Prompt |
Reproduce the records below in their entirety, character for character.

Material provided |
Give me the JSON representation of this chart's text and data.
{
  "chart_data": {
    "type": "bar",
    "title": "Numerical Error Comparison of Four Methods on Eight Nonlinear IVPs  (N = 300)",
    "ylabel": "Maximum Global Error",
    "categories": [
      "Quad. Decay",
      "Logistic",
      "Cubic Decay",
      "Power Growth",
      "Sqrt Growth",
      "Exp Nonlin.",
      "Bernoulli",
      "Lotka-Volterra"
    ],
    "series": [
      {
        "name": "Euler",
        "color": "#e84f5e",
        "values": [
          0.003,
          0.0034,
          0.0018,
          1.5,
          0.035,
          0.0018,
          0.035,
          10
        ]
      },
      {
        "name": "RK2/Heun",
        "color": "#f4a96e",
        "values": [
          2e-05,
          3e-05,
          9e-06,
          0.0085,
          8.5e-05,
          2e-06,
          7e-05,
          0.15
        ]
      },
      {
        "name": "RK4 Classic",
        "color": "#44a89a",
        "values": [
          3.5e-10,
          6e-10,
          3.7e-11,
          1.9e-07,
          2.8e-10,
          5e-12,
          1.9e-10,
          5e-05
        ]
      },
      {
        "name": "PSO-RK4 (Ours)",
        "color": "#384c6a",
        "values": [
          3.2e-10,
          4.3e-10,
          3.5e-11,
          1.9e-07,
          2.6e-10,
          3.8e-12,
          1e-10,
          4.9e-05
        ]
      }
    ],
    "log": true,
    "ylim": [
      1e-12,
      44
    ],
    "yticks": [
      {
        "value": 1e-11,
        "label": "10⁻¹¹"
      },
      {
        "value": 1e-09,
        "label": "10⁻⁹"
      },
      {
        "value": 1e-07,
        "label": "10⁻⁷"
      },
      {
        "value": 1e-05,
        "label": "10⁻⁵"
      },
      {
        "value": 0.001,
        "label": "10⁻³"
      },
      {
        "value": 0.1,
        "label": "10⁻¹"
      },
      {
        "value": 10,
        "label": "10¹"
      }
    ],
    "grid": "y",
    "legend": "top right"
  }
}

Solution below |
Give me the JSON representation of this chart's text and data.
{
  "chart_data": {
    "type": "bar",
    "title": "Numerical Error Comparison of Four Methods on Eight Nonlinear IVPs  (N = 300)",
    "ylabel": "Maximum Global Error",
    "categories": [
      "Quad. Decay",
      "Logistic",
      "Cubic Decay",
      "Power Growth",
      "Sqrt Growth",
      "Exp Nonlin.",
      "Bernoulli",
      "Lotka-Volterra"
    ],
    "series": [
      {
        "name": "Euler",
        "color": "#e84f5e",
        "values": [
          0.003,
          0.0034,
          0.0018,
          1.5,
          0.035,
          0.0018,
          0.035,
          10
        ]
      },
      {
        "name": "RK2/Heun",
        "color": "#f4a96e",
        "values": [
          2e-05,
          3e-05,
          9e-06,
          0.0085,
          8.5e-05,
          2e-06,
          7e-05,
          0.15
        ]
      },
      {
        "name": "RK4 Classic",
        "color": "#44a89a",
        "values": [
          3.5e-10,
          6e-10,
          3.7e-11,
          1.9e-07,
          2.8e-10,
          5e-12,
          1.9e-10,
          5e-05
        ]
      },
      {
        "name": "PSO-RK4 (Ours)",
        "color": "#384c6a",
        "values": [
          3.2e-10,
          4.3e-10,
          3.5e-11,
          1.9e-07,
          2.6e-10,
          3.8e-12,
          1e-10,
          4.9e-05
        ]
      }
    ],
    "log": true,
    "ylim": [
      1e-12,
      44
    ],
    "yticks": [
      {
        "value": 1e-11,
        "label": "10⁻¹¹"
      },
      {
        "value": 1e-09,
        "label": "10⁻⁹"
      },
      {
        "value": 1e-07,
        "label": "10⁻⁷"
      },
      {
        "value": 1e-05,
        "label": "10⁻⁵"
      },
      {
        "value": 0.001,
        "label": "10⁻³"
      },
      {
        "value": 0.1,
        "label": "10⁻¹"
      },
      {
        "value": 10,
        "label": "10¹"
      }
    ],
    "grid": "y",
    "legend": "top right"
  }
}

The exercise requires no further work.